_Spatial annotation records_
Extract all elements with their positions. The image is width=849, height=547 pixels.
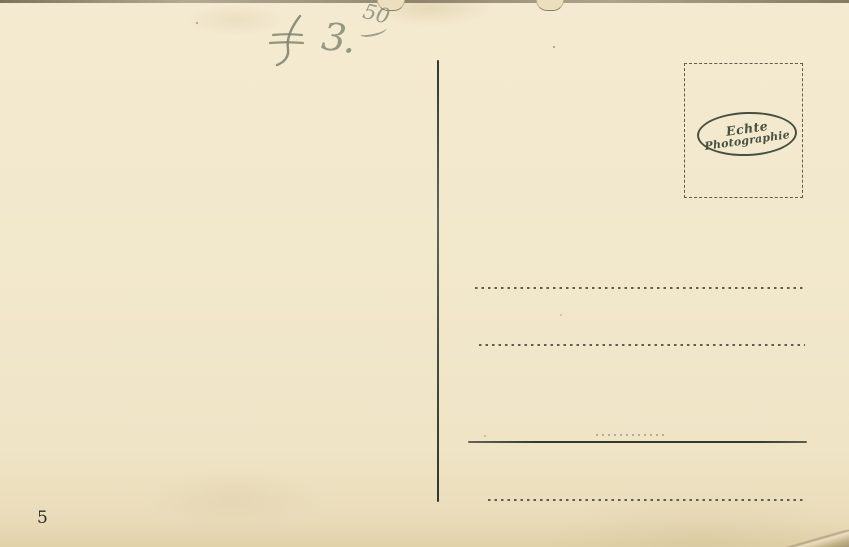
address-line-3 [468,441,807,443]
dust-speck [484,435,486,437]
dust-speck [560,314,562,316]
address-line-4 [488,499,803,501]
handwritten-underline [359,24,387,39]
address-line-3-ghost [596,434,666,436]
handwritten-price: 3. 50 [262,2,422,74]
corner-number: 5 [37,508,48,528]
address-line-1 [475,287,805,289]
address-line-2 [479,344,805,346]
dust-speck [196,22,198,24]
dust-speck [553,46,555,48]
edge-notch-right [536,0,564,11]
postcard-back-scan: 3. 50 Echte Photographie 5 [0,0,849,547]
stamp-box: Echte Photographie [684,63,803,198]
card-top-edge [0,0,849,3]
corner-crease [778,529,849,547]
publisher-logo-oval: Echte Photographie [696,110,797,157]
handwritten-amount: 3. [319,14,356,62]
handwritten-currency-symbol [266,12,312,68]
center-divider-line [437,60,439,502]
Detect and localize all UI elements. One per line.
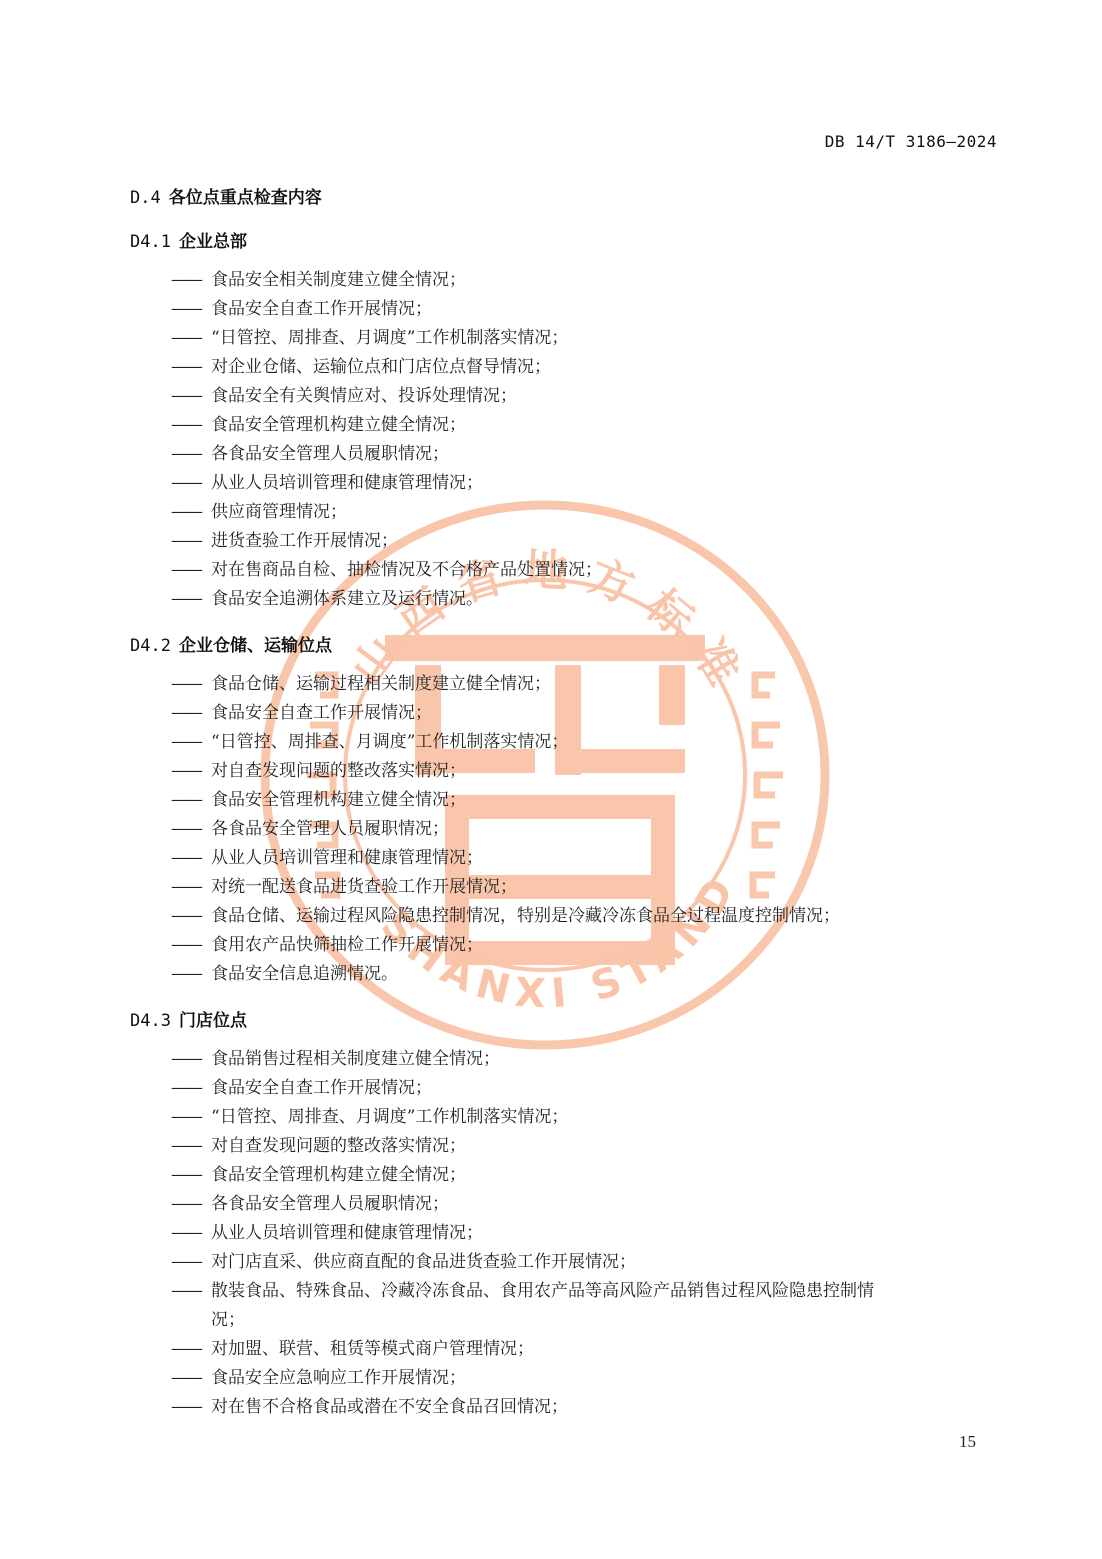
- list-item: ——食品安全应急响应工作开展情况；: [171, 1364, 971, 1393]
- list-item: ——对加盟、联营、租赁等模式商户管理情况；: [171, 1335, 971, 1364]
- list-item: ——对统一配送食品进货查验工作开展情况；: [171, 873, 840, 902]
- page-number: 15: [959, 1432, 976, 1452]
- list-item: ——食品安全管理机构建立健全情况；: [171, 1161, 971, 1190]
- subsection-heading-4-1: D4.1企业总部: [130, 227, 247, 252]
- list-item: ——食品安全追溯体系建立及运行情况。: [171, 585, 602, 614]
- subsection-heading-4-3: D4.3门店位点: [130, 1006, 247, 1031]
- subsection-title: 企业仓储、运输位点: [179, 636, 332, 656]
- list-item: ——对在售不合格食品或潜在不安全食品召回情况；: [171, 1393, 971, 1422]
- subsection-number: D4.1: [130, 232, 171, 252]
- list-item: ——进货查验工作开展情况；: [171, 527, 602, 556]
- document-code: DB 14/T 3186—2024: [825, 132, 997, 151]
- section-number: D.4: [130, 188, 161, 208]
- list-item: ——食品安全信息追溯情况。: [171, 960, 840, 989]
- list-item: ——食品安全管理机构建立健全情况；: [171, 786, 840, 815]
- list-item: ——对在售商品自检、抽检情况及不合格产品处置情况；: [171, 556, 602, 585]
- subsection-number: D4.3: [130, 1011, 171, 1031]
- list-item: ——各食品安全管理人员履职情况；: [171, 815, 840, 844]
- list-item: ——供应商管理情况；: [171, 498, 602, 527]
- list-item: ——食品销售过程相关制度建立健全情况；: [171, 1045, 971, 1074]
- section-heading: D.4各位点重点检查内容: [130, 183, 322, 208]
- list-item: ——食品安全自查工作开展情况；: [171, 295, 602, 324]
- list-item: ——食品仓储、运输过程风险隐患控制情况，特别是冷藏冷冻食品全过程温度控制情况；: [171, 902, 840, 931]
- list-item: ——食品安全自查工作开展情况；: [171, 1074, 971, 1103]
- list-item: ——食品安全管理机构建立健全情况；: [171, 411, 602, 440]
- list-item: ——从业人员培训管理和健康管理情况；: [171, 469, 602, 498]
- list-item: ——食用农产品快筛抽检工作开展情况；: [171, 931, 840, 960]
- checklist-hq: ——食品安全相关制度建立健全情况； ——食品安全自查工作开展情况； ——“日管控…: [171, 266, 602, 614]
- list-item: ——各食品安全管理人员履职情况；: [171, 440, 602, 469]
- list-item: ——“日管控、周排查、月调度”工作机制落实情况；: [171, 324, 602, 353]
- list-item: ——从业人员培训管理和健康管理情况；: [171, 844, 840, 873]
- list-item: ——食品安全有关舆情应对、投诉处理情况；: [171, 382, 602, 411]
- list-item: ——“日管控、周排查、月调度”工作机制落实情况；: [171, 728, 840, 757]
- list-item: ——散装食品、特殊食品、冷藏冷冻食品、食用农产品等高风险产品销售过程风险隐患控制…: [171, 1277, 971, 1335]
- list-item: ——食品仓储、运输过程相关制度建立健全情况；: [171, 670, 840, 699]
- list-item: ——“日管控、周排查、月调度”工作机制落实情况；: [171, 1103, 971, 1132]
- checklist-store: ——食品销售过程相关制度建立健全情况； ——食品安全自查工作开展情况； ——“日…: [171, 1045, 971, 1422]
- list-item: ——食品安全自查工作开展情况；: [171, 699, 840, 728]
- checklist-warehouse-transport: ——食品仓储、运输过程相关制度建立健全情况； ——食品安全自查工作开展情况； —…: [171, 670, 840, 989]
- list-item: ——食品安全相关制度建立健全情况；: [171, 266, 602, 295]
- subsection-heading-4-2: D4.2企业仓储、运输位点: [130, 631, 332, 656]
- list-item: ——对门店直采、供应商直配的食品进货查验工作开展情况；: [171, 1248, 971, 1277]
- subsection-title: 门店位点: [179, 1011, 247, 1031]
- subsection-number: D4.2: [130, 636, 171, 656]
- list-item: ——各食品安全管理人员履职情况；: [171, 1190, 971, 1219]
- list-item: ——对企业仓储、运输位点和门店位点督导情况；: [171, 353, 602, 382]
- list-item: ——对自查发现问题的整改落实情况；: [171, 757, 840, 786]
- section-title: 各位点重点检查内容: [169, 188, 322, 208]
- list-item: ——从业人员培训管理和健康管理情况；: [171, 1219, 971, 1248]
- document-page: 山西省地方标准 SHANXI STANDARD DB 14/T 3186—202…: [0, 0, 1102, 1559]
- list-item: ——对自查发现问题的整改落实情况；: [171, 1132, 971, 1161]
- subsection-title: 企业总部: [179, 232, 247, 252]
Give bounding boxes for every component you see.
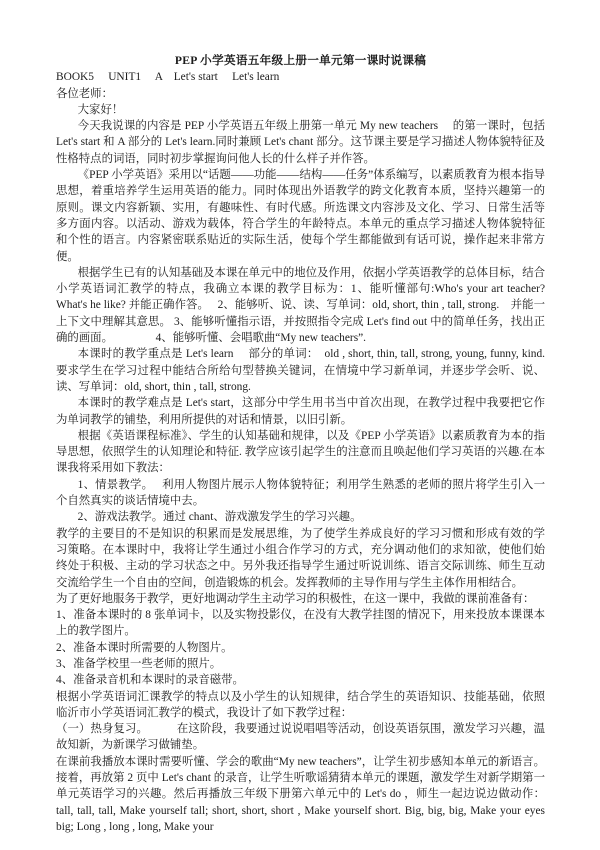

_WHAT YOU ARE ASKED TO DO_
Reproduce every line of the records above without any change, leaving out the pictures.

_FULL OUTPUT_
Extract all elements with their positions. The image is width=849, height=547 pixels.
address-line-3 [468,441,807,443]
dust-speck [484,435,486,437]
dust-speck [560,314,562,316]
address-line-4 [488,499,803,501]
handwritten-underline [359,24,387,39]
address-line-3-ghost [596,434,666,436]
handwritten-price: 3. 50 [262,2,422,74]
corner-number: 5 [37,508,48,528]
address-line-1 [475,287,805,289]
address-line-2 [479,344,805,346]
dust-speck [196,22,198,24]
dust-speck [553,46,555,48]
edge-notch-right [536,0,564,11]
postcard-back-scan: 3. 50 Echte Photographie 5 [0,0,849,547]
stamp-box: Echte Photographie [684,63,803,198]
card-top-edge [0,0,849,3]
corner-crease [778,529,849,547]
publisher-logo-oval: Echte Photographie [696,110,797,157]
handwritten-amount: 3. [319,14,356,62]
handwritten-currency-symbol [266,12,312,68]
center-divider-line [437,60,439,502]
Detect and localize all UI elements. One per line.
- list-item: ——食品安全应急响应工作开展情况；: [171, 1364, 971, 1393]
- list-item: ——对加盟、联营、租赁等模式商户管理情况；: [171, 1335, 971, 1364]
- list-item: ——对统一配送食品进货查验工作开展情况；: [171, 873, 840, 902]
- page-number: 15: [959, 1432, 976, 1452]
- list-item: ——食品安全管理机构建立健全情况；: [171, 1161, 971, 1190]
- subsection-heading-4-1: D4.1企业总部: [130, 227, 247, 252]
- list-item: ——食品安全追溯体系建立及运行情况。: [171, 585, 602, 614]
- subsection-heading-4-3: D4.3门店位点: [130, 1006, 247, 1031]
- subsection-title: 企业仓储、运输位点: [179, 636, 332, 656]
- list-item: ——对在售不合格食品或潜在不安全食品召回情况；: [171, 1393, 971, 1422]
- subsection-number: D4.1: [130, 232, 171, 252]
- list-item: ——进货查验工作开展情况；: [171, 527, 602, 556]
- document-code: DB 14/T 3186—2024: [825, 132, 997, 151]
- section-number: D.4: [130, 188, 161, 208]
- list-item: ——食品安全信息追溯情况。: [171, 960, 840, 989]
- list-item: ——食品安全管理机构建立健全情况；: [171, 786, 840, 815]
- list-item: ——对在售商品自检、抽检情况及不合格产品处置情况；: [171, 556, 602, 585]
- subsection-number: D4.3: [130, 1011, 171, 1031]
- list-item: ——各食品安全管理人员履职情况；: [171, 815, 840, 844]
- list-item: ——供应商管理情况；: [171, 498, 602, 527]
- list-item: ——食品销售过程相关制度建立健全情况；: [171, 1045, 971, 1074]
- section-heading: D.4各位点重点检查内容: [130, 183, 322, 208]
- list-item: ——食品安全自查工作开展情况；: [171, 295, 602, 324]
- list-item: ——食品仓储、运输过程风险隐患控制情况，特别是冷藏冷冻食品全过程温度控制情况；: [171, 902, 840, 931]
- list-item: ——食品安全自查工作开展情况；: [171, 1074, 971, 1103]
- list-item: ——食品安全管理机构建立健全情况；: [171, 411, 602, 440]
- list-item: ——从业人员培训管理和健康管理情况；: [171, 469, 602, 498]
- list-item: ——食用农产品快筛抽检工作开展情况；: [171, 931, 840, 960]
- checklist-hq: ——食品安全相关制度建立健全情况； ——食品安全自查工作开展情况； ——“日管控…: [171, 266, 602, 614]
- list-item: ——各食品安全管理人员履职情况；: [171, 440, 602, 469]
- list-item: ——“日管控、周排查、月调度”工作机制落实情况；: [171, 324, 602, 353]
- list-item: ——从业人员培训管理和健康管理情况；: [171, 844, 840, 873]
- list-item: ——食品安全有关舆情应对、投诉处理情况；: [171, 382, 602, 411]
- list-item: ——“日管控、周排查、月调度”工作机制落实情况；: [171, 728, 840, 757]
- list-item: ——散装食品、特殊食品、冷藏冷冻食品、食用农产品等高风险产品销售过程风险隐患控制…: [171, 1277, 971, 1335]
- list-item: ——食品仓储、运输过程相关制度建立健全情况；: [171, 670, 840, 699]
- list-item: ——“日管控、周排查、月调度”工作机制落实情况；: [171, 1103, 971, 1132]
- checklist-store: ——食品销售过程相关制度建立健全情况； ——食品安全自查工作开展情况； ——“日…: [171, 1045, 971, 1422]
- list-item: ——食品安全自查工作开展情况；: [171, 699, 840, 728]
- checklist-warehouse-transport: ——食品仓储、运输过程相关制度建立健全情况； ——食品安全自查工作开展情况； —…: [171, 670, 840, 989]
- list-item: ——食品安全相关制度建立健全情况；: [171, 266, 602, 295]
- subsection-heading-4-2: D4.2企业仓储、运输位点: [130, 631, 332, 656]
- list-item: ——对门店直采、供应商直配的食品进货查验工作开展情况；: [171, 1248, 971, 1277]
- subsection-title: 门店位点: [179, 1011, 247, 1031]
- subsection-number: D4.2: [130, 636, 171, 656]
- list-item: ——各食品安全管理人员履职情况；: [171, 1190, 971, 1219]
- list-item: ——对企业仓储、运输位点和门店位点督导情况；: [171, 353, 602, 382]
- list-item: ——对自查发现问题的整改落实情况；: [171, 757, 840, 786]
- section-title: 各位点重点检查内容: [169, 188, 322, 208]
- list-item: ——从业人员培训管理和健康管理情况；: [171, 1219, 971, 1248]
- document-page: 山西省地方标准 SHANXI STANDARD DB 14/T 3186—202…: [0, 0, 1102, 1559]
- list-item: ——对自查发现问题的整改落实情况；: [171, 1132, 971, 1161]
- subsection-title: 企业总部: [179, 232, 247, 252]
Give bounding boxes for every component you see.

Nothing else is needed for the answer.